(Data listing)

** START **

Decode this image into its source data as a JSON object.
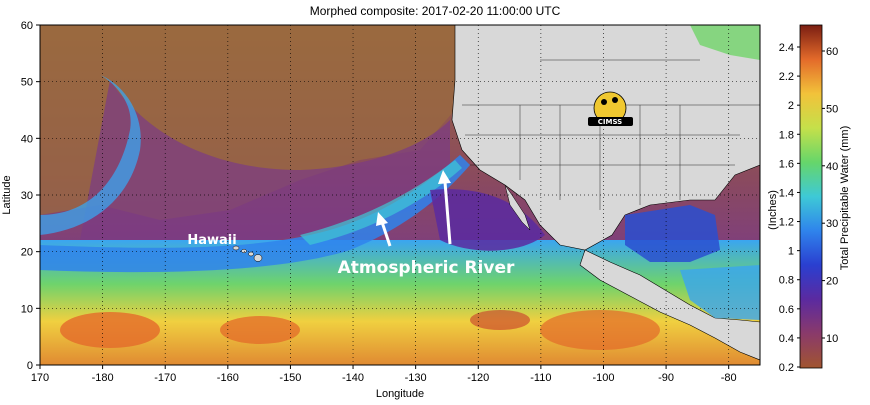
{
  "title": "Morphed composite: 2017-02-20 11:00:00 UTC",
  "map": {
    "xlabel": "Longitude",
    "ylabel": "Latitude",
    "lon_ticks": [
      "170",
      "-180",
      "-170",
      "-160",
      "-150",
      "-140",
      "-130",
      "-120",
      "-110",
      "-100",
      "-90",
      "-80"
    ],
    "lat_ticks": [
      "60",
      "50",
      "40",
      "30",
      "20",
      "10",
      "0"
    ],
    "lon_range": [
      170,
      285
    ],
    "lat_range": [
      0,
      60
    ],
    "gridlines": "dotted"
  },
  "annotations": {
    "hawaii": "Hawaii",
    "river": "Atmospheric River"
  },
  "logo": {
    "text": "CIMSS"
  },
  "colorbar": {
    "inches_label": "(Inches)",
    "mm_label": "Total Precipitable Water (mm)",
    "inch_ticks": [
      "2.4",
      "2.2",
      "2",
      "1.8",
      "1.6",
      "1.4",
      "1.2",
      "1",
      "0.8",
      "0.6",
      "0.4",
      "0.2"
    ],
    "mm_ticks": [
      "60",
      "50",
      "40",
      "30",
      "20",
      "10"
    ],
    "colors": [
      "#7a1e12",
      "#c7392b",
      "#e7892f",
      "#f2c73a",
      "#c7e04a",
      "#72d56a",
      "#3fd2b8",
      "#3aa5f0",
      "#2a4fd0",
      "#4d2aa8",
      "#7d2e8a",
      "#a15530"
    ]
  }
}
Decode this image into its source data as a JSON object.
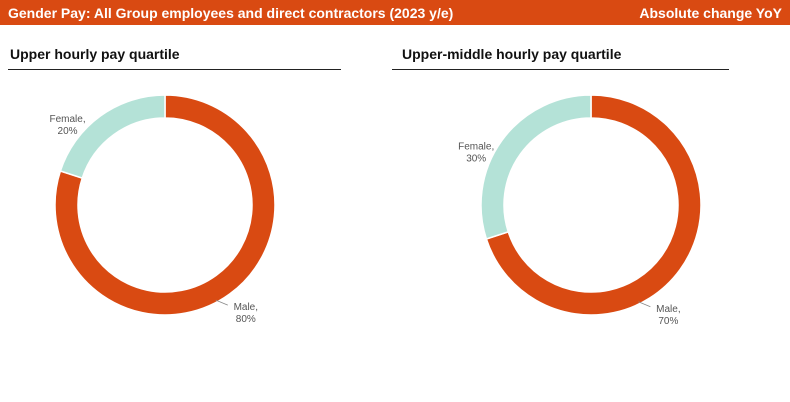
{
  "header": {
    "title": "Gender Pay: All Group employees and direct contractors (2023 y/e)",
    "right_label": "Absolute change YoY"
  },
  "colors": {
    "banner": "#d94a12",
    "male": "#d94a12",
    "female": "#b4e2d7"
  },
  "chart_data": [
    {
      "type": "pie",
      "title": "Upper hourly pay quartile",
      "slices": [
        {
          "label": "Male",
          "value": 80,
          "display": "80%"
        },
        {
          "label": "Female",
          "value": 20,
          "display": "20%"
        }
      ]
    },
    {
      "type": "pie",
      "title": "Upper-middle hourly pay quartile",
      "slices": [
        {
          "label": "Male",
          "value": 70,
          "display": "70%"
        },
        {
          "label": "Female",
          "value": 30,
          "display": "30%"
        }
      ]
    }
  ]
}
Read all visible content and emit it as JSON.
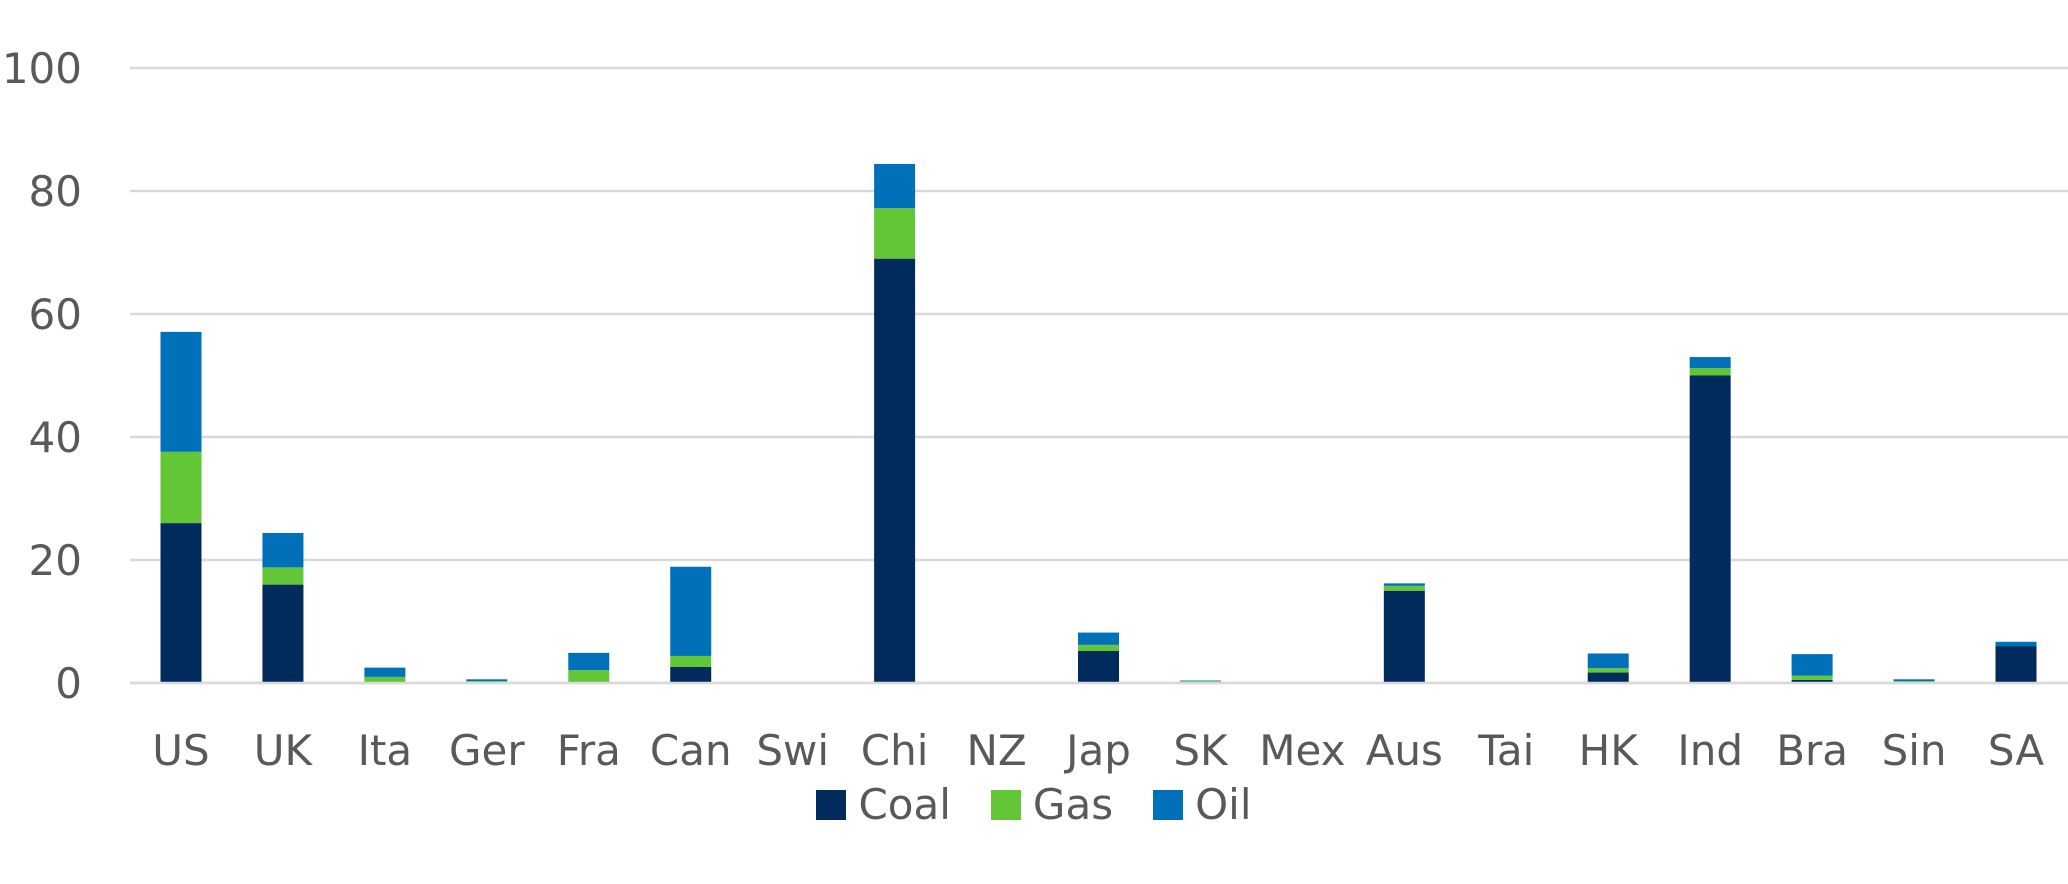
{
  "chart_data": {
    "type": "bar",
    "stacked": true,
    "title": "",
    "xlabel": "",
    "ylabel": "",
    "ylim": [
      0,
      100
    ],
    "yticks": [
      0,
      20,
      40,
      60,
      80,
      100
    ],
    "grid": true,
    "legend_position": "bottom",
    "categories": [
      "US",
      "UK",
      "Ita",
      "Ger",
      "Fra",
      "Can",
      "Swi",
      "Chi",
      "NZ",
      "Jap",
      "SK",
      "Mex",
      "Aus",
      "Tai",
      "HK",
      "Ind",
      "Bra",
      "Sin",
      "SA"
    ],
    "series": [
      {
        "name": "Coal",
        "color": "#002B5C",
        "values": [
          26,
          16,
          0.2,
          0.2,
          0.2,
          2.6,
          0,
          69,
          0,
          5.2,
          0.2,
          0,
          15,
          0,
          1.7,
          50,
          0.5,
          0.2,
          6
        ]
      },
      {
        "name": "Gas",
        "color": "#62C636",
        "values": [
          11.6,
          2.8,
          0.8,
          0.1,
          1.9,
          1.8,
          0,
          8.2,
          0,
          1,
          0.1,
          0,
          0.8,
          0,
          0.7,
          1.2,
          0.7,
          0.1,
          0
        ]
      },
      {
        "name": "Oil",
        "color": "#0070B8",
        "values": [
          19.5,
          5.6,
          1.5,
          0.3,
          2.8,
          14.5,
          0,
          7.2,
          0,
          2,
          0.1,
          0,
          0.4,
          0,
          2.4,
          1.8,
          3.5,
          0.3,
          0.7
        ]
      }
    ]
  }
}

** END **

▸ What you need to do
With the pictures left out, transcribe the material exactly.

▸ Correct response
Decode this image into its source data as a JSON object.
{
  "title": "Morphed composite: 2017-02-20 11:00:00 UTC",
  "map": {
    "xlabel": "Longitude",
    "ylabel": "Latitude",
    "lon_ticks": [
      "170",
      "-180",
      "-170",
      "-160",
      "-150",
      "-140",
      "-130",
      "-120",
      "-110",
      "-100",
      "-90",
      "-80"
    ],
    "lat_ticks": [
      "60",
      "50",
      "40",
      "30",
      "20",
      "10",
      "0"
    ],
    "lon_range": [
      170,
      285
    ],
    "lat_range": [
      0,
      60
    ],
    "gridlines": "dotted"
  },
  "annotations": {
    "hawaii": "Hawaii",
    "river": "Atmospheric River"
  },
  "logo": {
    "text": "CIMSS"
  },
  "colorbar": {
    "inches_label": "(Inches)",
    "mm_label": "Total Precipitable Water (mm)",
    "inch_ticks": [
      "2.4",
      "2.2",
      "2",
      "1.8",
      "1.6",
      "1.4",
      "1.2",
      "1",
      "0.8",
      "0.6",
      "0.4",
      "0.2"
    ],
    "mm_ticks": [
      "60",
      "50",
      "40",
      "30",
      "20",
      "10"
    ],
    "colors": [
      "#7a1e12",
      "#c7392b",
      "#e7892f",
      "#f2c73a",
      "#c7e04a",
      "#72d56a",
      "#3fd2b8",
      "#3aa5f0",
      "#2a4fd0",
      "#4d2aa8",
      "#7d2e8a",
      "#a15530"
    ]
  }
}
Decode this image into its source data as a JSON object.
{
  "header": {
    "title": "Gender Pay: All Group employees and direct contractors (2023 y/e)",
    "right_label": "Absolute change YoY"
  },
  "colors": {
    "banner": "#d94a12",
    "male": "#d94a12",
    "female": "#b4e2d7"
  },
  "chart_data": [
    {
      "type": "pie",
      "title": "Upper hourly pay quartile",
      "slices": [
        {
          "label": "Male",
          "value": 80,
          "display": "80%"
        },
        {
          "label": "Female",
          "value": 20,
          "display": "20%"
        }
      ]
    },
    {
      "type": "pie",
      "title": "Upper-middle hourly pay quartile",
      "slices": [
        {
          "label": "Male",
          "value": 70,
          "display": "70%"
        },
        {
          "label": "Female",
          "value": 30,
          "display": "30%"
        }
      ]
    }
  ]
}
Read all visible content and emit it as JSON.
{
  "chart_data": {
    "type": "bar",
    "stacked": true,
    "title": "",
    "xlabel": "",
    "ylabel": "",
    "ylim": [
      0,
      100
    ],
    "yticks": [
      0,
      20,
      40,
      60,
      80,
      100
    ],
    "grid": true,
    "legend_position": "bottom",
    "categories": [
      "US",
      "UK",
      "Ita",
      "Ger",
      "Fra",
      "Can",
      "Swi",
      "Chi",
      "NZ",
      "Jap",
      "SK",
      "Mex",
      "Aus",
      "Tai",
      "HK",
      "Ind",
      "Bra",
      "Sin",
      "SA"
    ],
    "series": [
      {
        "name": "Coal",
        "color": "#002B5C",
        "values": [
          26,
          16,
          0.2,
          0.2,
          0.2,
          2.6,
          0,
          69,
          0,
          5.2,
          0.2,
          0,
          15,
          0,
          1.7,
          50,
          0.5,
          0.2,
          6
        ]
      },
      {
        "name": "Gas",
        "color": "#62C636",
        "values": [
          11.6,
          2.8,
          0.8,
          0.1,
          1.9,
          1.8,
          0,
          8.2,
          0,
          1,
          0.1,
          0,
          0.8,
          0,
          0.7,
          1.2,
          0.7,
          0.1,
          0
        ]
      },
      {
        "name": "Oil",
        "color": "#0070B8",
        "values": [
          19.5,
          5.6,
          1.5,
          0.3,
          2.8,
          14.5,
          0,
          7.2,
          0,
          2,
          0.1,
          0,
          0.4,
          0,
          2.4,
          1.8,
          3.5,
          0.3,
          0.7
        ]
      }
    ]
  }
}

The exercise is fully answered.